■ Objective: Each of the entries should be retyped precisely as it appears.

■ Data:
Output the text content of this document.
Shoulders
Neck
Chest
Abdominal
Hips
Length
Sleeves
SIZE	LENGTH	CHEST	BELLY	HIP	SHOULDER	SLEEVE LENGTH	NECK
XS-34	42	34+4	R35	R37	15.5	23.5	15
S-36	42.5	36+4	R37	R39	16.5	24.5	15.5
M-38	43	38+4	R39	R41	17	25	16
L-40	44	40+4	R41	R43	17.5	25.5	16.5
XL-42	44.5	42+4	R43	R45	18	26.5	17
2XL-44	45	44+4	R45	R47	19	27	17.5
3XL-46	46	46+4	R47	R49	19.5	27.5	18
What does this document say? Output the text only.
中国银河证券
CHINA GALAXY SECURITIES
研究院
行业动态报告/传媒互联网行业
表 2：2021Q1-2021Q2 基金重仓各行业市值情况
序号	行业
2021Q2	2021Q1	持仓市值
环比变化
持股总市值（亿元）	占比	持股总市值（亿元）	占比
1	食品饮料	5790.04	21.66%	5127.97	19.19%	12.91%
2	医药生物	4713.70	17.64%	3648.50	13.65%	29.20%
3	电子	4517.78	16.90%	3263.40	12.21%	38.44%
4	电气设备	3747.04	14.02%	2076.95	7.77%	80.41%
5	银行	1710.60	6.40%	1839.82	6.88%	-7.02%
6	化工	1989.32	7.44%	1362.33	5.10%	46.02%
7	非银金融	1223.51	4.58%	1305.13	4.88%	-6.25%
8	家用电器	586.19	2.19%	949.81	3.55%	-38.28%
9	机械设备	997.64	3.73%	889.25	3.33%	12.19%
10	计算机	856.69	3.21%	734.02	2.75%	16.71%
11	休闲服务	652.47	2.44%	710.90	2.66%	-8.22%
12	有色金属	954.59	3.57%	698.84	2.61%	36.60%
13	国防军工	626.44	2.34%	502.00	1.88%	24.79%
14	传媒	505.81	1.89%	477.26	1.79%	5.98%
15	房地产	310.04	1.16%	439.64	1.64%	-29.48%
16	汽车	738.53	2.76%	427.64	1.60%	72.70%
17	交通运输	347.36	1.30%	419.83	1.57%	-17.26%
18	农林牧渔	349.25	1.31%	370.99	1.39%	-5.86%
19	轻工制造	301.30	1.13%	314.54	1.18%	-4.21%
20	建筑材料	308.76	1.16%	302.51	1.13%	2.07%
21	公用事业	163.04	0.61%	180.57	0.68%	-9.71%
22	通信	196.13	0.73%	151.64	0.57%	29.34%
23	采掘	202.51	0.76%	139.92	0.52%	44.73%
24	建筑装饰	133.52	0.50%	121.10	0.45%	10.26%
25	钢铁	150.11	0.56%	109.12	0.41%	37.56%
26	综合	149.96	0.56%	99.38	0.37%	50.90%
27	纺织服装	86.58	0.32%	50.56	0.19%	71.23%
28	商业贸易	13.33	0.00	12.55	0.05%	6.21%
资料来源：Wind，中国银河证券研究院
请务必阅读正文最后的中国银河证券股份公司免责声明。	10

■ Solution to the exercise:
Output the text content of this document.
Shoulders
Neck
Chest
Abdominal
Hips
Length
Sleeves
SIZE	LENGTH	CHEST	BELLY	HIP	SHOULDER	SLEEVE LENGTH	NECK
XS-34	42	34+4	R35	R37	15.5	23.5	15
S-36	42.5	36+4	R37	R39	16.5	24.5	15.5
M-38	43	38+4	R39	R41	17	25	16
L-40	44	40+4	R41	R43	17.5	25.5	16.5
XL-42	44.5	42+4	R43	R45	18	26.5	17
2XL-44	45	44+4	R45	R47	19	27	17.5
3XL-46	46	46+4	R47	R49	19.5	27.5	18
What does this document say? Output the text only.
中国银河证券
CHINA GALAXY SECURITIES
研究院
行业动态报告/传媒互联网行业
表 2：2021Q1-2021Q2 基金重仓各行业市值情况
序号	行业
2021Q2	2021Q1	持仓市值
环比变化
持股总市值（亿元）	占比	持股总市值（亿元）	占比
1	食品饮料	5790.04	21.66%	5127.97	19.19%	12.91%
2	医药生物	4713.70	17.64%	3648.50	13.65%	29.20%
3	电子	4517.78	16.90%	3263.40	12.21%	38.44%
4	电气设备	3747.04	14.02%	2076.95	7.77%	80.41%
5	银行	1710.60	6.40%	1839.82	6.88%	-7.02%
6	化工	1989.32	7.44%	1362.33	5.10%	46.02%
7	非银金融	1223.51	4.58%	1305.13	4.88%	-6.25%
8	家用电器	586.19	2.19%	949.81	3.55%	-38.28%
9	机械设备	997.64	3.73%	889.25	3.33%	12.19%
10	计算机	856.69	3.21%	734.02	2.75%	16.71%
11	休闲服务	652.47	2.44%	710.90	2.66%	-8.22%
12	有色金属	954.59	3.57%	698.84	2.61%	36.60%
13	国防军工	626.44	2.34%	502.00	1.88%	24.79%
14	传媒	505.81	1.89%	477.26	1.79%	5.98%
15	房地产	310.04	1.16%	439.64	1.64%	-29.48%
16	汽车	738.53	2.76%	427.64	1.60%	72.70%
17	交通运输	347.36	1.30%	419.83	1.57%	-17.26%
18	农林牧渔	349.25	1.31%	370.99	1.39%	-5.86%
19	轻工制造	301.30	1.13%	314.54	1.18%	-4.21%
20	建筑材料	308.76	1.16%	302.51	1.13%	2.07%
21	公用事业	163.04	0.61%	180.57	0.68%	-9.71%
22	通信	196.13	0.73%	151.64	0.57%	29.34%
23	采掘	202.51	0.76%	139.92	0.52%	44.73%
24	建筑装饰	133.52	0.50%	121.10	0.45%	10.26%
25	钢铁	150.11	0.56%	109.12	0.41%	37.56%
26	综合	149.96	0.56%	99.38	0.37%	50.90%
27	纺织服装	86.58	0.32%	50.56	0.19%	71.23%
28	商业贸易	13.33	0.00	12.55	0.05%	6.21%
资料来源：Wind，中国银河证券研究院
请务必阅读正文最后的中国银河证券股份公司免责声明。	10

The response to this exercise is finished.